--- start ---

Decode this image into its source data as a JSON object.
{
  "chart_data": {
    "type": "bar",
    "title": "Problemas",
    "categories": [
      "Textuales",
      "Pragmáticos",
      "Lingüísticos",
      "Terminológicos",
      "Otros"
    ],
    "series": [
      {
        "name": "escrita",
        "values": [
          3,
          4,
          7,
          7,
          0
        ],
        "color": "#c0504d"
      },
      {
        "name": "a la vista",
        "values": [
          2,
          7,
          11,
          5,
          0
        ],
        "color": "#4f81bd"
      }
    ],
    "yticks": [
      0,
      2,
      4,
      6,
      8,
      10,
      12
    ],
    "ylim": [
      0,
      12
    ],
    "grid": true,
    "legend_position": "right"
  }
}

--- end ---

**Required task:** Every line of the material must be returned exactly as it appears.

**Finished task:**
Decode this image into its source data as a JSON object.
{
  "chart_data": {
    "type": "bar",
    "title": "Problemas",
    "categories": [
      "Textuales",
      "Pragmáticos",
      "Lingüísticos",
      "Terminológicos",
      "Otros"
    ],
    "series": [
      {
        "name": "escrita",
        "values": [
          3,
          4,
          7,
          7,
          0
        ],
        "color": "#c0504d"
      },
      {
        "name": "a la vista",
        "values": [
          2,
          7,
          11,
          5,
          0
        ],
        "color": "#4f81bd"
      }
    ],
    "yticks": [
      0,
      2,
      4,
      6,
      8,
      10,
      12
    ],
    "ylim": [
      0,
      12
    ],
    "grid": true,
    "legend_position": "right"
  }
}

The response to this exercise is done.